▶ **The task**: Return the records that follow unaltered. Omit every picture.

==========

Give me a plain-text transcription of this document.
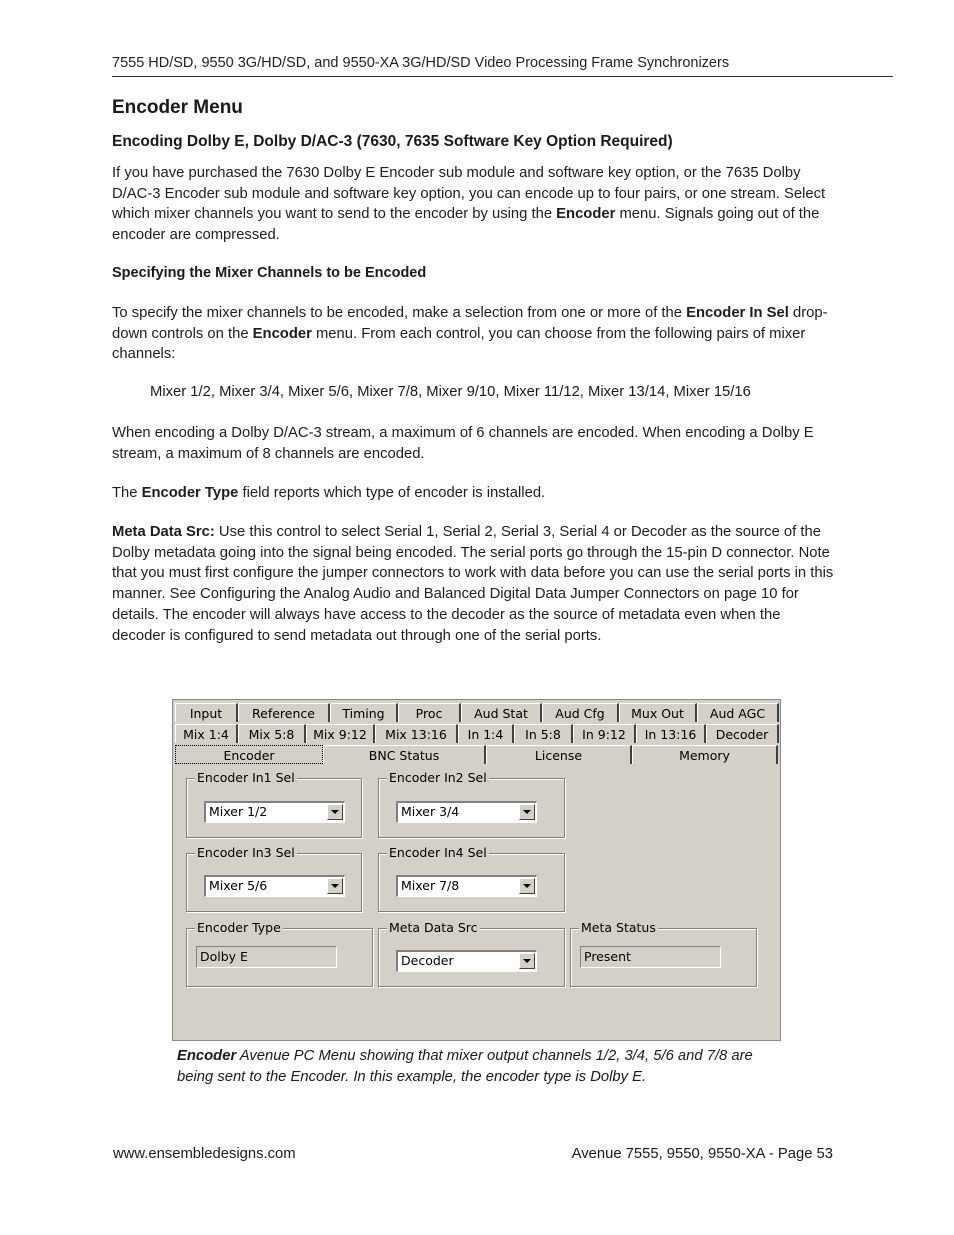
7555 HD/SD, 9550 3G/HD/SD, and 9550-XA 3G/HD/SD Video Processing Frame Synchronizers
Encoder Menu
Encoding Dolby E, Dolby D/AC-3 (7630, 7635 Software Key Option Required)
If you have purchased the 7630 Dolby E Encoder sub module and software key option, or the 7635 Dolby D/AC-3 Encoder sub module and software key option, you can encode up to four pairs, or one stream. Select which mixer channels you want to send to the encoder by using the Encoder menu. Signals going out of the encoder are compressed.
Specifying the Mixer Channels to be Encoded
To specify the mixer channels to be encoded, make a selection from one or more of the Encoder In Sel drop-down controls on the Encoder menu. From each control, you can choose from the following pairs of mixer channels:
Mixer 1/2, Mixer 3/4, Mixer 5/6, Mixer 7/8, Mixer 9/10, Mixer 11/12, Mixer 13/14, Mixer 15/16
When encoding a Dolby D/AC-3 stream, a maximum of 6 channels are encoded. When encoding a Dolby E stream, a maximum of 8 channels are encoded.
The Encoder Type field reports which type of encoder is installed.
Meta Data Src: Use this control to select Serial 1, Serial 2, Serial 3, Serial 4 or Decoder as the source of the Dolby metadata going into the signal being encoded. The serial ports go through the 15-pin D connector. Note that you must first configure the jumper connectors to work with data before you can use the serial ports in this manner. See Configuring the Analog Audio and Balanced Digital Data Jumper Connectors on page 10 for details. The encoder will always have access to the decoder as the source of metadata even when the decoder is configured to send metadata out through one of the serial ports.
Input	Reference	Timing	Proc	Aud Stat	Aud Cfg	Mux Out	Aud AGC
Mix 1:4	Mix 5:8	Mix 9:12	Mix 13:16	In 1:4	In 5:8	In 9:12	In 13:16	Decoder
Encoder	BNC Status	License	Memory
Encoder In1 Sel
Mixer 1/2
Encoder In2 Sel
Mixer 3/4
Encoder In3 Sel
Mixer 5/6
Encoder In4 Sel
Mixer 7/8
Encoder Type
Dolby E
Meta Data Src
Decoder
Meta Status
Present
Encoder Avenue PC Menu showing that mixer output channels 1/2, 3/4, 5/6 and 7/8 are being sent to the Encoder. In this example, the encoder type is Dolby E.
www.ensembledesigns.com	Avenue 7555, 9550, 9550-XA - Page 53
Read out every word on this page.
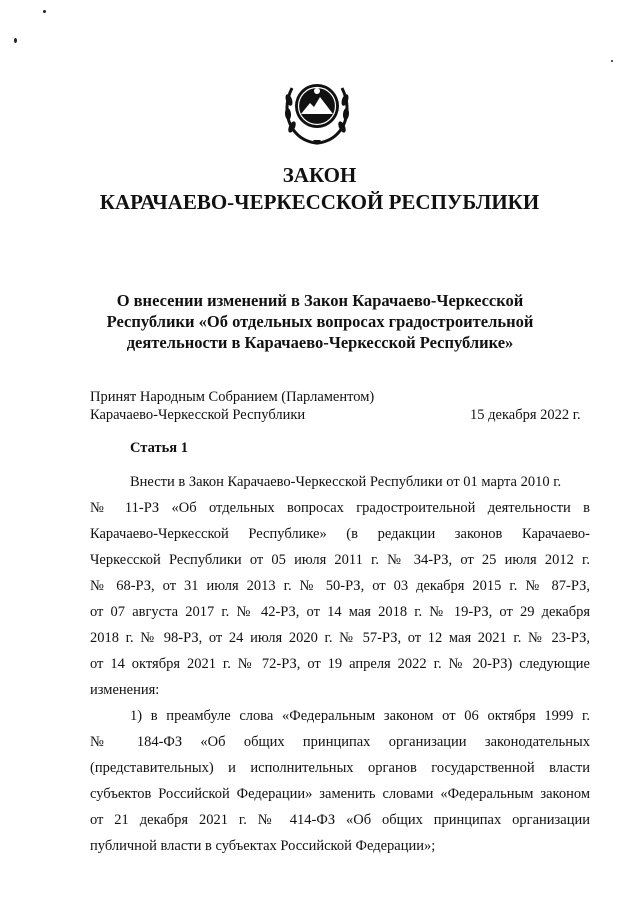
ЗАКОН
КАРАЧАЕВО-ЧЕРКЕССКОЙ РЕСПУБЛИКИ
О внесении изменений в Закон Карачаево-Черкесской
Республики «Об отдельных вопросах градостроительной
деятельности в Карачаево-Черкесской Республике»
Принят Народным Собранием (Парламентом)
Карачаево-Черкесской Республики	15 декабря 2022 г.
Статья 1
Внести в Закон Карачаево-Черкесской Республики от 01 марта 2010 г.
№ 11-РЗ «Об отдельных вопросах градостроительной деятельности в
Карачаево-Черкесской Республике» (в редакции законов Карачаево-
Черкесской Республики от 05 июля 2011 г. № 34-РЗ, от 25 июля 2012 г.
№ 68-РЗ, от 31 июля 2013 г. № 50-РЗ, от 03 декабря 2015 г. № 87-РЗ,
от 07 августа 2017 г. № 42-РЗ, от 14 мая 2018 г. № 19-РЗ, от 29 декабря
2018 г. № 98-РЗ, от 24 июля 2020 г. № 57-РЗ, от 12 мая 2021 г. № 23-РЗ,
от 14 октября 2021 г. № 72-РЗ, от 19 апреля 2022 г. № 20-РЗ) следующие
изменения:
1) в преамбуле слова «Федеральным законом от 06 октября 1999 г.
№ 184-ФЗ «Об общих принципах организации законодательных
(представительных) и исполнительных органов государственной власти
субъектов Российской Федерации» заменить словами «Федеральным законом
от 21 декабря 2021 г. № 414-ФЗ «Об общих принципах организации
публичной власти в субъектах Российской Федерации»;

==========

▶ **Exercise result**:
Give me a plain-text transcription of this document.
7555 HD/SD, 9550 3G/HD/SD, and 9550-XA 3G/HD/SD Video Processing Frame Synchronizers
Encoder Menu
Encoding Dolby E, Dolby D/AC-3 (7630, 7635 Software Key Option Required)
If you have purchased the 7630 Dolby E Encoder sub module and software key option, or the 7635 Dolby D/AC-3 Encoder sub module and software key option, you can encode up to four pairs, or one stream. Select which mixer channels you want to send to the encoder by using the Encoder menu. Signals going out of the encoder are compressed.
Specifying the Mixer Channels to be Encoded
To specify the mixer channels to be encoded, make a selection from one or more of the Encoder In Sel drop-down controls on the Encoder menu. From each control, you can choose from the following pairs of mixer channels:
Mixer 1/2, Mixer 3/4, Mixer 5/6, Mixer 7/8, Mixer 9/10, Mixer 11/12, Mixer 13/14, Mixer 15/16
When encoding a Dolby D/AC-3 stream, a maximum of 6 channels are encoded. When encoding a Dolby E stream, a maximum of 8 channels are encoded.
The Encoder Type field reports which type of encoder is installed.
Meta Data Src: Use this control to select Serial 1, Serial 2, Serial 3, Serial 4 or Decoder as the source of the Dolby metadata going into the signal being encoded. The serial ports go through the 15-pin D connector. Note that you must first configure the jumper connectors to work with data before you can use the serial ports in this manner. See Configuring the Analog Audio and Balanced Digital Data Jumper Connectors on page 10 for details. The encoder will always have access to the decoder as the source of metadata even when the decoder is configured to send metadata out through one of the serial ports.
Input	Reference	Timing	Proc	Aud Stat	Aud Cfg	Mux Out	Aud AGC
Mix 1:4	Mix 5:8	Mix 9:12	Mix 13:16	In 1:4	In 5:8	In 9:12	In 13:16	Decoder
Encoder	BNC Status	License	Memory
Encoder In1 Sel
Mixer 1/2
Encoder In2 Sel
Mixer 3/4
Encoder In3 Sel
Mixer 5/6
Encoder In4 Sel
Mixer 7/8
Encoder Type
Dolby E
Meta Data Src
Decoder
Meta Status
Present
Encoder Avenue PC Menu showing that mixer output channels 1/2, 3/4, 5/6 and 7/8 are being sent to the Encoder. In this example, the encoder type is Dolby E.
www.ensembledesigns.com	Avenue 7555, 9550, 9550-XA - Page 53
Read out every word on this page.
ЗАКОН
КАРАЧАЕВО-ЧЕРКЕССКОЙ РЕСПУБЛИКИ
О внесении изменений в Закон Карачаево-Черкесской
Республики «Об отдельных вопросах градостроительной
деятельности в Карачаево-Черкесской Республике»
Принят Народным Собранием (Парламентом)
Карачаево-Черкесской Республики	15 декабря 2022 г.
Статья 1
Внести в Закон Карачаево-Черкесской Республики от 01 марта 2010 г.
№ 11-РЗ «Об отдельных вопросах градостроительной деятельности в
Карачаево-Черкесской Республике» (в редакции законов Карачаево-
Черкесской Республики от 05 июля 2011 г. № 34-РЗ, от 25 июля 2012 г.
№ 68-РЗ, от 31 июля 2013 г. № 50-РЗ, от 03 декабря 2015 г. № 87-РЗ,
от 07 августа 2017 г. № 42-РЗ, от 14 мая 2018 г. № 19-РЗ, от 29 декабря
2018 г. № 98-РЗ, от 24 июля 2020 г. № 57-РЗ, от 12 мая 2021 г. № 23-РЗ,
от 14 октября 2021 г. № 72-РЗ, от 19 апреля 2022 г. № 20-РЗ) следующие
изменения:
1) в преамбуле слова «Федеральным законом от 06 октября 1999 г.
№ 184-ФЗ «Об общих принципах организации законодательных
(представительных) и исполнительных органов государственной власти
субъектов Российской Федерации» заменить словами «Федеральным законом
от 21 декабря 2021 г. № 414-ФЗ «Об общих принципах организации
публичной власти в субъектах Российской Федерации»;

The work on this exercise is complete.